-- Required task --
Please pull out every line that includes the string "Выиграл".

-- Recorded data --
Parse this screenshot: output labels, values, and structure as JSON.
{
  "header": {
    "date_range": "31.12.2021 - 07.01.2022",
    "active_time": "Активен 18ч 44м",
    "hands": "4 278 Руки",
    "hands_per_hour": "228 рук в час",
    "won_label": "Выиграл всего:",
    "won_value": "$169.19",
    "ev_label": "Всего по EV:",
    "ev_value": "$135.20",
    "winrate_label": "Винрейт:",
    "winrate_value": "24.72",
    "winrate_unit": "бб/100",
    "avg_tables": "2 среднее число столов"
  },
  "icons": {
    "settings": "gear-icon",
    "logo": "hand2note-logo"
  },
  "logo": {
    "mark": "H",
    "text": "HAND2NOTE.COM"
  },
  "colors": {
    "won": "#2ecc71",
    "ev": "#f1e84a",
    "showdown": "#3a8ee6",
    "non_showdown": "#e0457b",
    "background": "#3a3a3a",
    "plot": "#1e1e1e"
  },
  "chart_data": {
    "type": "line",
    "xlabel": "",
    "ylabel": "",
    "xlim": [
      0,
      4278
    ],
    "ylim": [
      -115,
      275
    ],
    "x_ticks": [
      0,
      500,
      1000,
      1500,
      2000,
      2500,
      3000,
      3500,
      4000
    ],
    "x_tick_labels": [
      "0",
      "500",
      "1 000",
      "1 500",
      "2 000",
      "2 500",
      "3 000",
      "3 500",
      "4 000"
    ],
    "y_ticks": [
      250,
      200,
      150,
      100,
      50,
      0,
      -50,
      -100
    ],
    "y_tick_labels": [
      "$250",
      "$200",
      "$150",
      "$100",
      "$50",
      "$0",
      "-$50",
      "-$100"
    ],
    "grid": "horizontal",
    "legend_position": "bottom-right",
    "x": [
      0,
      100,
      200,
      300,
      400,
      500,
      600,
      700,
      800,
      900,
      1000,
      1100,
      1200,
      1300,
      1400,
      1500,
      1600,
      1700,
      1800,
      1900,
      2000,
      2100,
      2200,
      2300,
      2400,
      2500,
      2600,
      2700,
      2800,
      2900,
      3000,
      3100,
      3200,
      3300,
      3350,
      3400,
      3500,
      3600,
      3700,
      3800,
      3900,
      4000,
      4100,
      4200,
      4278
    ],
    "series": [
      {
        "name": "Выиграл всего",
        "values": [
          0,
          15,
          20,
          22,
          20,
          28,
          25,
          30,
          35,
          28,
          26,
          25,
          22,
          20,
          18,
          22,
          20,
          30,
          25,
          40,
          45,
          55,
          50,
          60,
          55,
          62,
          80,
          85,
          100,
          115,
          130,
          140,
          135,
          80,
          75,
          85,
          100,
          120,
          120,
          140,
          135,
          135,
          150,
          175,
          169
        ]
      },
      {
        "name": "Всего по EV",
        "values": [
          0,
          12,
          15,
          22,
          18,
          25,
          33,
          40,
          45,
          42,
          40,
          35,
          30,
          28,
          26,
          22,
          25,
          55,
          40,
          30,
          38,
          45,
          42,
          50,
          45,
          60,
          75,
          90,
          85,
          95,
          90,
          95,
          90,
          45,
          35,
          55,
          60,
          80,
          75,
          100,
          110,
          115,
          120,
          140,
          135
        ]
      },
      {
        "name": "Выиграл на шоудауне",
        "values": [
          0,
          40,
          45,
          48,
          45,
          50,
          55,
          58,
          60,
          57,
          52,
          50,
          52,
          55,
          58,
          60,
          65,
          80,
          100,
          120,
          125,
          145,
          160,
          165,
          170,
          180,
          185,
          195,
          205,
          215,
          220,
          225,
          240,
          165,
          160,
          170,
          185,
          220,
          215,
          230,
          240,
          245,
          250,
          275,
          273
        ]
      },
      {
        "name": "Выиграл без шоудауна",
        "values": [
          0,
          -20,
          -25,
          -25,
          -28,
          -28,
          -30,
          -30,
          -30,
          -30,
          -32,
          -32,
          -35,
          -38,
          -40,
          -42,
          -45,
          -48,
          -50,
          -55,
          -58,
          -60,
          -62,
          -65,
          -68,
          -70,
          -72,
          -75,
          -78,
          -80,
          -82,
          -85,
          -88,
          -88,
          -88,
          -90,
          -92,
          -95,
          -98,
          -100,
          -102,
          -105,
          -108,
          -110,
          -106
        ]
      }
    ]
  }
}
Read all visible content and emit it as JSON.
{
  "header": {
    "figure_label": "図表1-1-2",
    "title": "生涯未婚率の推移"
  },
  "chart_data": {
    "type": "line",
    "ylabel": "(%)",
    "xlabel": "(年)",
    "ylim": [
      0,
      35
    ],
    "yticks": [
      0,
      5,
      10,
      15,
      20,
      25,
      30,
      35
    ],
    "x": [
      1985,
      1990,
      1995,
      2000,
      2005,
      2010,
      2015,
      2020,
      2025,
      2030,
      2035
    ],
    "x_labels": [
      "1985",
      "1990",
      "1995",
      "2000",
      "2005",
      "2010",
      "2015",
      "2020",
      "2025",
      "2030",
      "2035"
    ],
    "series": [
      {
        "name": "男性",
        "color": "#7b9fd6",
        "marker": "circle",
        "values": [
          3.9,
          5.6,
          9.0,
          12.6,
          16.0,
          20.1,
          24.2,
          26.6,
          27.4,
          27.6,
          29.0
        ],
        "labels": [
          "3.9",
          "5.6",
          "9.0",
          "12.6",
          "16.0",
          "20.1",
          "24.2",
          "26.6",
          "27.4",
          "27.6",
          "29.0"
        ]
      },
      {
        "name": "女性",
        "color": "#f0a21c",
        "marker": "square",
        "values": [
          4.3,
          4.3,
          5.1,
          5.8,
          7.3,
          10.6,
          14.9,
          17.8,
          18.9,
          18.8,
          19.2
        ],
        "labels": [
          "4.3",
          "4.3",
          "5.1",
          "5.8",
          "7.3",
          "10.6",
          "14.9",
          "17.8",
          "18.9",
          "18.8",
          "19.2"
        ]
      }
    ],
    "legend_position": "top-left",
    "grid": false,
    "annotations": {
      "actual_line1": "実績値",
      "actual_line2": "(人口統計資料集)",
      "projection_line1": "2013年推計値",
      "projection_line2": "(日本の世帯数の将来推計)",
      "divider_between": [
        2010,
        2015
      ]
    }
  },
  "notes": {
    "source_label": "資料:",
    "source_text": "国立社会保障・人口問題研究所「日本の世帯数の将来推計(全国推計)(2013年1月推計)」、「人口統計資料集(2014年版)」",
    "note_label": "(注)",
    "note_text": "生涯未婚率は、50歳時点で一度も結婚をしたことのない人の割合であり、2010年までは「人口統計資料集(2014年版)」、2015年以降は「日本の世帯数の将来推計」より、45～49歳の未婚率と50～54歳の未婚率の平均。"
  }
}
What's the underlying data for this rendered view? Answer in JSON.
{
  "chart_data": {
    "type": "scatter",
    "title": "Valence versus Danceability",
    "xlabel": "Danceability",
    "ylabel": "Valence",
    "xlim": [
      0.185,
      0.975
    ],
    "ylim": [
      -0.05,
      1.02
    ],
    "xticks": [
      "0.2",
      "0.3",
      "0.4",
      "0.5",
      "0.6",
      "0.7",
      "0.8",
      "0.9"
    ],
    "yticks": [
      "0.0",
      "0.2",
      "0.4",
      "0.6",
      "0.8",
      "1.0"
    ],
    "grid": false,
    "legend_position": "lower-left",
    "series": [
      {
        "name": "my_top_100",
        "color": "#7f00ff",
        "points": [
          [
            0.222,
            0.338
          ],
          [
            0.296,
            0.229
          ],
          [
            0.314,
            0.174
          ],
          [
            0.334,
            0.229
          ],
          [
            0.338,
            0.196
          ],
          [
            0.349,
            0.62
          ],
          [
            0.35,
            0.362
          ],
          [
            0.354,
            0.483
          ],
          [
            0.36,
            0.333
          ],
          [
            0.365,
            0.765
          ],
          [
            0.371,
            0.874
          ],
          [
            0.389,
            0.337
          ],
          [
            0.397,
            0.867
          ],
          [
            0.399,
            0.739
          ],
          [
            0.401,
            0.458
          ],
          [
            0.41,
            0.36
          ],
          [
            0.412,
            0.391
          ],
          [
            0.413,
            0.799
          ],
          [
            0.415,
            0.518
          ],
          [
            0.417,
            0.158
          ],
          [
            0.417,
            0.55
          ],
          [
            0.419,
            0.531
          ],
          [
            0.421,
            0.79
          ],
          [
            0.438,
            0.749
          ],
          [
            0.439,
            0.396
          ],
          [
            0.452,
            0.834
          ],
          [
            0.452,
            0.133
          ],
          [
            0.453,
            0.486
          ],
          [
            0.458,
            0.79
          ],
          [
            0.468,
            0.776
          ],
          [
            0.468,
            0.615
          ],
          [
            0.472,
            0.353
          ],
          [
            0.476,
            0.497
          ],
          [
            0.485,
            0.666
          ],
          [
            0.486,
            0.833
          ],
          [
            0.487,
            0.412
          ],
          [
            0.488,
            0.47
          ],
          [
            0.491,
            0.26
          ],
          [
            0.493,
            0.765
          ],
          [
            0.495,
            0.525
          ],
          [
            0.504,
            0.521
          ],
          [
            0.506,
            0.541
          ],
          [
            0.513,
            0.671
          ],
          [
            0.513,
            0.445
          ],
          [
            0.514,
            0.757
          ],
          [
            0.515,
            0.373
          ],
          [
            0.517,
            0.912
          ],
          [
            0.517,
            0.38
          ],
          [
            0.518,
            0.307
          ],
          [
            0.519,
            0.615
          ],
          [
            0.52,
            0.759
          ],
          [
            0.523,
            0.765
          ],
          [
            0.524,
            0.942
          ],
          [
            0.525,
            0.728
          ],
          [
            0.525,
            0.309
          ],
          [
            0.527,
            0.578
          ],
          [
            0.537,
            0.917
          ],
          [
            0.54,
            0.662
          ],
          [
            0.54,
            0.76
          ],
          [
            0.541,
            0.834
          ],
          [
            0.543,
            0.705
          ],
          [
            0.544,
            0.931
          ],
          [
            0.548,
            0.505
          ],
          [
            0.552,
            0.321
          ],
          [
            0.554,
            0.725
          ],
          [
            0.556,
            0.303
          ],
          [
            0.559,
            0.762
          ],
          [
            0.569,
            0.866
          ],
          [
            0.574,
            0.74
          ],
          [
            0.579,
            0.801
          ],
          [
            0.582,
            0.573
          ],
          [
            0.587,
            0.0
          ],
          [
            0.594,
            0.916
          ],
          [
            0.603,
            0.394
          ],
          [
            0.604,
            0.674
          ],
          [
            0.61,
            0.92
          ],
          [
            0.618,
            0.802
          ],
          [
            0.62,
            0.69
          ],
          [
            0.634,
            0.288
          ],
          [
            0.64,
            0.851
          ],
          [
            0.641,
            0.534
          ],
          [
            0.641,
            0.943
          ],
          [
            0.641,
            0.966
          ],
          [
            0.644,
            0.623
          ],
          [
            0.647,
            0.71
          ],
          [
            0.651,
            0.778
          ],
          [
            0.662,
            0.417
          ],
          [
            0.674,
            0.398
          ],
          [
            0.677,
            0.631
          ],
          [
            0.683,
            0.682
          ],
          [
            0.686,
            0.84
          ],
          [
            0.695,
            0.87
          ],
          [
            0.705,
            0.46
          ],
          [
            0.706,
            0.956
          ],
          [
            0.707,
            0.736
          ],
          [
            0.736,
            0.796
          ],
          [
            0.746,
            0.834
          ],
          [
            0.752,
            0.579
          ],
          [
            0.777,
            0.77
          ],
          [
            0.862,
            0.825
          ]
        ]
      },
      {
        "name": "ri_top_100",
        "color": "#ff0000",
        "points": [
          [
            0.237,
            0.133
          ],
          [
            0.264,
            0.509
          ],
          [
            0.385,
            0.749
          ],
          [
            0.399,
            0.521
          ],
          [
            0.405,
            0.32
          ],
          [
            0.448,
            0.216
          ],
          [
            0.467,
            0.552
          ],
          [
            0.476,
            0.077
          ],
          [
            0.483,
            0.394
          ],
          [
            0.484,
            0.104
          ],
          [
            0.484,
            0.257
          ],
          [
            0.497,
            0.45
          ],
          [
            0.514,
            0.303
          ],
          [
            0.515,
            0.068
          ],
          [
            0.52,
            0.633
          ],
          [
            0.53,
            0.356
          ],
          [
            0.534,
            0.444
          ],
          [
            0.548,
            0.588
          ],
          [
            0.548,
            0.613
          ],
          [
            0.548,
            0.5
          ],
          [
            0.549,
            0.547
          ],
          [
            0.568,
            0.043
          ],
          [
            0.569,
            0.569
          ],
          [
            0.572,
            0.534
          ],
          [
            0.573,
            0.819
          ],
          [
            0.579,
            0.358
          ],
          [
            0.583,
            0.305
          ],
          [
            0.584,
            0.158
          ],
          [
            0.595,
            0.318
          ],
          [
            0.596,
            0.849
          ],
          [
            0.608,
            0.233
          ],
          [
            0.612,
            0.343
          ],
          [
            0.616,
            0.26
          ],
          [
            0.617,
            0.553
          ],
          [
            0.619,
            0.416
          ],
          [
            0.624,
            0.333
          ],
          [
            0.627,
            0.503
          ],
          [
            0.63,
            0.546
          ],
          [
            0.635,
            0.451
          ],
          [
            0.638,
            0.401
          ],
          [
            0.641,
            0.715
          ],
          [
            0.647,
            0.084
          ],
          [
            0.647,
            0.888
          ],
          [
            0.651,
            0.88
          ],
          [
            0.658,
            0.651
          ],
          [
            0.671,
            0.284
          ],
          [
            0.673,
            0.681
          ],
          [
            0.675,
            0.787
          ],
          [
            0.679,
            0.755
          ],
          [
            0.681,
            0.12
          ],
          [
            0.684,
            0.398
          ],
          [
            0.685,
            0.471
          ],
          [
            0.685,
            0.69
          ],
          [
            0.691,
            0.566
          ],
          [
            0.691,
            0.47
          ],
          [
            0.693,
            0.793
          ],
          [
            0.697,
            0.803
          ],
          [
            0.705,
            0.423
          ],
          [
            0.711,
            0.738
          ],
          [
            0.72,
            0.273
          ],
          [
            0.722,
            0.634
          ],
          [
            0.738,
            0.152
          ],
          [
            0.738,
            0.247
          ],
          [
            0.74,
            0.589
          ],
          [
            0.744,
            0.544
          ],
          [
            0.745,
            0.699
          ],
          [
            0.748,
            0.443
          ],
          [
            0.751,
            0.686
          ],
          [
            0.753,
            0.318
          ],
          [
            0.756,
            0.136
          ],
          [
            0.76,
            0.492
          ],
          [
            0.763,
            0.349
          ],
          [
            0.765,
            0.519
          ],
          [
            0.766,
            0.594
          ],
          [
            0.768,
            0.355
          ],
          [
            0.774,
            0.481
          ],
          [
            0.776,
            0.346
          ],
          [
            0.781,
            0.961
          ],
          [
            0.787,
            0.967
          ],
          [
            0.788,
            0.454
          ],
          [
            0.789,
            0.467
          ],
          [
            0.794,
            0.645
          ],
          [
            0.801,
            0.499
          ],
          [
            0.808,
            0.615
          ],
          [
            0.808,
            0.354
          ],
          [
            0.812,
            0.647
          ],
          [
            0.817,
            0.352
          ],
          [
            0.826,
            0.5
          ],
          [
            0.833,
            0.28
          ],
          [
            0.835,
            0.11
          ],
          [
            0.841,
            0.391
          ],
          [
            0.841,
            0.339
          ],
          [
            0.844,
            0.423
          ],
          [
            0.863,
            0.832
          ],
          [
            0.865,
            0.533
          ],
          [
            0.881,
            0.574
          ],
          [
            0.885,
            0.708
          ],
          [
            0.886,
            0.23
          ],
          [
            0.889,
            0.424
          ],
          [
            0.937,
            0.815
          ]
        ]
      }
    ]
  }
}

-- Answer to the problem --
    "won_label": "Выиграл всего:",
        "name": "Выиграл всего",
        "name": "Выиграл на шоудауне",
        "name": "Выиграл без шоудауна",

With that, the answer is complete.